**Work to be completed**
Locate each line with the string "this" in the listing below and copy it.

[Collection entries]
──────

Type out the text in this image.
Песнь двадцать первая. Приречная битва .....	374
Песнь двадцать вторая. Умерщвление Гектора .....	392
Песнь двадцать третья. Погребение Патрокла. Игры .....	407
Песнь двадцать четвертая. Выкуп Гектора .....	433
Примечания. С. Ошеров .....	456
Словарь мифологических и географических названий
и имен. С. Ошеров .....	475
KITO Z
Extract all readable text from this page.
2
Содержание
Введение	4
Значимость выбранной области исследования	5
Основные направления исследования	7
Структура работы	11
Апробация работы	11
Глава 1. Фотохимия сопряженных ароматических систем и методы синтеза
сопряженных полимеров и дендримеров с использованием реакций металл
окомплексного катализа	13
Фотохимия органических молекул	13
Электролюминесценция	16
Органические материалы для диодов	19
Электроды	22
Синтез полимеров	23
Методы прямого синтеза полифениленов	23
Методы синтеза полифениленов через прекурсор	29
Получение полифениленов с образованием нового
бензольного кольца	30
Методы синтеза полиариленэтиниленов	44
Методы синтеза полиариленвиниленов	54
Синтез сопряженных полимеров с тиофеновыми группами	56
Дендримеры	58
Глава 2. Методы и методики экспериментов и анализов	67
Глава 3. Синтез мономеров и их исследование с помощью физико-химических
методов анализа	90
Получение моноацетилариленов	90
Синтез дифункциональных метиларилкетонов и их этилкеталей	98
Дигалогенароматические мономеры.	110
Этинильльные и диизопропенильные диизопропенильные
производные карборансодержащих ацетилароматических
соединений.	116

──────

**Exercise result**
Type out the text in this image.
Extract all readable text from this page.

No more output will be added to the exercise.